__Selected text__
═══

# MEMORY CHARACTERIZATION TO ANALYZE AND PREDICT MULTIMEDIA PERFORMANCE AND POWER IN EMBEDDED SYSTEMS

Yu Bai, Priya Vaidya Marvell Semiconductor, Inc., {yu.bai, priya.n.vaidya}@marvell.com

# **ABSTRACT**

Main memory performance and power are becoming increasingly critical for embedded and general purpose computing systems. That is the primary motivation for us to focus on analyzing and modeling memory utilization for multimedia applications in embedded systems like cell-phones and PDAs with limited hardware resources and battery supply. In addition, the paper presents scenarios of utilizing the memory characteristic model to predict multimedia application performance, optimize embedded software, and adapt hardware resources to save system power while guaranteeing adequate performance. We present a simple, but effective indicator to identify the application's dynamic memory and computational composition. Using this, we can easily and accurately forecast application performance and help determine optimal resources needed by the multimedia applications.

**Index/Keywords** – Memory Characterization and Modeling, Performance Prediction and Power Management, Embedded Systems, Multimedia Applications

#### 1. INTRODUCTION

To satisfy rapidly increasing performance and power requirements from the cellular and handheld markets, architectural designs of cellular phones and PDAs are becoming more and more complicated with increasing clock frequency, techniques, additional hardware resources, denser and highly integrated circuits, and etc. With those trends, especially rapidly increasing clock frequency, the memory access is extremely costly in terms of the CPU core clock cycles and thus the memory system turns into the main bottleneck to system performance. This is mainly because the speed gap between the fast CPU core and the relatively slow memory widens. Memory is also expensive from the die size perspective. Choosing the appropriate memory configuration to satisfy the performance requirements within the die size budget is a challenging design decision. Moreover, low power is another important design consideration besides high performance, especially for those battery-supplied devices. Lower power means longer battery life time and user-experience time. Tremendous power management techniques have been investigated [3, 5, 7]. Memory is usually a significant power contributor in such embedded systems for popular use cases. In addition, its power dissipation tends to increase quickly with its increasingly complicated design and large memory sizes and hierarchies to keep up the system's fast CPU development. Figure 1 shows overall power distribution in a general cellular phone system<sup>1</sup> for a 3D gaming application, in which memory sub-system is responsible for 27% of the total system power dissipation. For more memory

intensive applications, such as high-end video encoding, the memory could consume even more power. Therefore, reducing memory power could introduce significant battery life benefits.

═══

__Set task__
Continue the paper on memory characterization for multimedia in embedded systems, picking up after its last sentence. The rows that come next are from a different source.

═══

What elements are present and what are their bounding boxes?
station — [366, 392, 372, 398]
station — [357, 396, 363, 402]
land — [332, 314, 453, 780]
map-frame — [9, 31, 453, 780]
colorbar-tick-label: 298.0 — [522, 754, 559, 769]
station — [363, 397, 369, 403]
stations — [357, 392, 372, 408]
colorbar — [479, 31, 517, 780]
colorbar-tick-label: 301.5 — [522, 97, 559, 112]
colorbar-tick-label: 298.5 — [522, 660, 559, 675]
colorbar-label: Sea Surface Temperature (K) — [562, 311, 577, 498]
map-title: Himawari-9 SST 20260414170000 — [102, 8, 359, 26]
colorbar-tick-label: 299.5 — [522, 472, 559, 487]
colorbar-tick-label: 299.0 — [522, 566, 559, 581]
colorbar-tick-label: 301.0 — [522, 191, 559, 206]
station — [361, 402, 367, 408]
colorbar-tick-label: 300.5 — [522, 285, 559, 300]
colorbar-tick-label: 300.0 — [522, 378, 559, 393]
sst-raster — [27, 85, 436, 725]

═══

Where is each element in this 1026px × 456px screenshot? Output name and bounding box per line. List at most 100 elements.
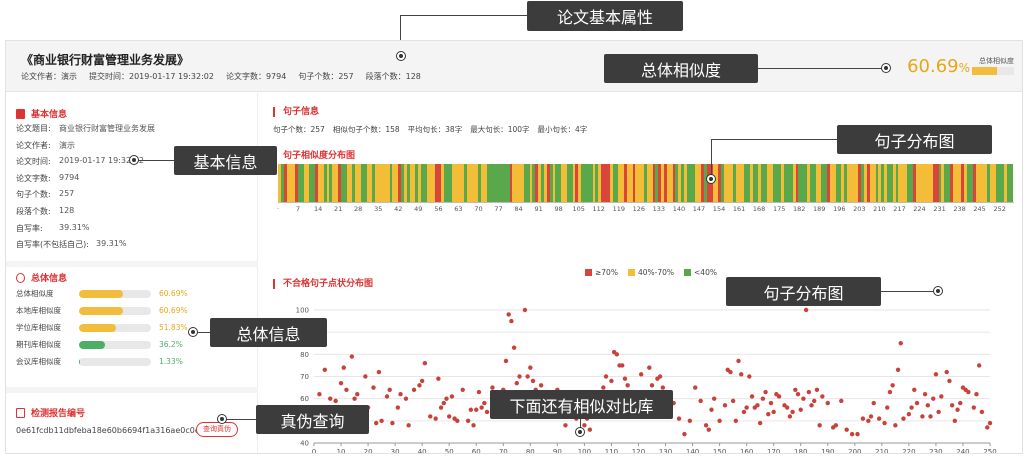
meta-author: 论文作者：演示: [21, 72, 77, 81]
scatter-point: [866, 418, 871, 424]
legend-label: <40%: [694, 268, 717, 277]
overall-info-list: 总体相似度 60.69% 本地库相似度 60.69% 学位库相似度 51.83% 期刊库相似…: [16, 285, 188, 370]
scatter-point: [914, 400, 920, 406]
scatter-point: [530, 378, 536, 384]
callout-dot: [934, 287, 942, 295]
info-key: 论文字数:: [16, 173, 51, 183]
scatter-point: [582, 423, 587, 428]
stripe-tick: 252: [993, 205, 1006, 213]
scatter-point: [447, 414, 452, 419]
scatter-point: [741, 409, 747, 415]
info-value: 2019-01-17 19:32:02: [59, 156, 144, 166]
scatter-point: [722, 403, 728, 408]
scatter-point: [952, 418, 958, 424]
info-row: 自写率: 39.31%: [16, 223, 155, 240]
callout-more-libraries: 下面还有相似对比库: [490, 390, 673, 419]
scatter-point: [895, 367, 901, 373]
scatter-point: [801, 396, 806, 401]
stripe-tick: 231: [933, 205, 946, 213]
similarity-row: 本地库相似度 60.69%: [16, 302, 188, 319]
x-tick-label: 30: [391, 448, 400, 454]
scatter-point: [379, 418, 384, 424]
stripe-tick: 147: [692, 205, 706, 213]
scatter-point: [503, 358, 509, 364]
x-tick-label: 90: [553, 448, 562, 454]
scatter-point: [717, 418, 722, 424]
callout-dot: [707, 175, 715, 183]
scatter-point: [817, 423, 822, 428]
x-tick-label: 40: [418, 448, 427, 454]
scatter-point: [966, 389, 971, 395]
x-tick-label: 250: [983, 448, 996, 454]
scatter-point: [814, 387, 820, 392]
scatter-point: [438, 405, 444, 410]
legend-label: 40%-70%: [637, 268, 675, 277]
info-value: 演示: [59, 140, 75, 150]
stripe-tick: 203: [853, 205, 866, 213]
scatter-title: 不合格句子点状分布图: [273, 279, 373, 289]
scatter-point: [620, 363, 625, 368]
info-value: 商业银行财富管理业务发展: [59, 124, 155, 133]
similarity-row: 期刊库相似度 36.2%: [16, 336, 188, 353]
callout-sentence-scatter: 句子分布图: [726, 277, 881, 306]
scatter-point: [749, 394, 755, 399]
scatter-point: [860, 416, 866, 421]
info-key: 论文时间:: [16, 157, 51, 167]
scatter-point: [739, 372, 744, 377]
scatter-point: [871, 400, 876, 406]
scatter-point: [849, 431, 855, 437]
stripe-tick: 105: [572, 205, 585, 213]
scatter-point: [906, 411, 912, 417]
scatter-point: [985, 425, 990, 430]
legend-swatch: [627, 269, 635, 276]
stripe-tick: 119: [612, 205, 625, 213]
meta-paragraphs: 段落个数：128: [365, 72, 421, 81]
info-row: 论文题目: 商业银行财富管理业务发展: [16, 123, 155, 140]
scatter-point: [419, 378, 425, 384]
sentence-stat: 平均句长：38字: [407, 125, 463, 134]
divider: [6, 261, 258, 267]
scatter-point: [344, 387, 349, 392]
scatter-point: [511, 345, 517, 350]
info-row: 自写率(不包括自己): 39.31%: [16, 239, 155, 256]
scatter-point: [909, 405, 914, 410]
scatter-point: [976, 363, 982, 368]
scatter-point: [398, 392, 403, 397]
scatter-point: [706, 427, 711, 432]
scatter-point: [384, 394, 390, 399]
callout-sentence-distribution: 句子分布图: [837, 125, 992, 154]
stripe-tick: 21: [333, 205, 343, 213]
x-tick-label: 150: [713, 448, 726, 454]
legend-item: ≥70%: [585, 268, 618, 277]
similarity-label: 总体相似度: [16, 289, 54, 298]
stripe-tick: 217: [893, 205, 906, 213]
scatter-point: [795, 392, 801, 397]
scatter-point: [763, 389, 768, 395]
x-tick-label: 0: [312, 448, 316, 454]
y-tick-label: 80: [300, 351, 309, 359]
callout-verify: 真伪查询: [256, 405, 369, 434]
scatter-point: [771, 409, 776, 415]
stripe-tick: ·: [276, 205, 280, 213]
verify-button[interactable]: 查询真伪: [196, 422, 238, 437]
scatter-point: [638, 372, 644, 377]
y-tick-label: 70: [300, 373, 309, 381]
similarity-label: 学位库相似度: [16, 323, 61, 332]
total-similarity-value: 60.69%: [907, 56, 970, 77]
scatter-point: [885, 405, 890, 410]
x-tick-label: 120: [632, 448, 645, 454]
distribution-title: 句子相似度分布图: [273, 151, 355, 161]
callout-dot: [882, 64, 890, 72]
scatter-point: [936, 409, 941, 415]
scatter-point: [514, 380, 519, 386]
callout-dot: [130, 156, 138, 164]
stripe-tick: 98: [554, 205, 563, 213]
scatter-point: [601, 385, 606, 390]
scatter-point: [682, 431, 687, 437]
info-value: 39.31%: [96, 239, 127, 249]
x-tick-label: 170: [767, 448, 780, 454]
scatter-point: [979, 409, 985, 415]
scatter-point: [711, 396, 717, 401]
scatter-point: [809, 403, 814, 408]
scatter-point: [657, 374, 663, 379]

═══

__Response to this task__
Figure 1: Power distribution for a 3D gaming application

The rest of the paper is organized as follows. Related work is summarized in Section 2. Section 3 introduces memory characterization and identification in details. Section 4 presents our experimental results, key findings, our proposal, and contributions. Section 5 offers conclusions and promising future work.

# 2. RELATED WORK AND MOTIVATION

To better understand various applications' intrinsic behaviors, it is essential to investigate memory characteristics and build memory model to determine if the application involves intensive memory accesses and even help predict the application's performance under different system configurations. An elaborate framework of computational and memory characterization mechanism was introduced in the paper [1]. Based on the memory operations, number of instructions retired etc., the characterization model decomposes the number of cycles consumed in a window into computation and memory cycles. Using this model, it is straightforward to identify if the application is more computational bound or more memory bound. Although the performance analysis and characterization methodology in [1] is accurate to predict performance as proved in the paper, it is quite complicated to implement. Quite a few Performance Monitoring Unit (PMU) events need to be probed to guarantee the model's prediction accuracy and this might require multiple times of PMU probing, since only limited number of PMU events can be monitored at the same time. This potential issue can be solved by probing different PMU events at different times, but such a method definitely introduces non-trivial overhead and inaccuracy. In other words, it is very expensive to fully incorporate this methodology in reality. Thus the purpose of this paper is to look for a simple and cheap way to dynamically characterize the application's computational and memory composition with the acceptable accuracy.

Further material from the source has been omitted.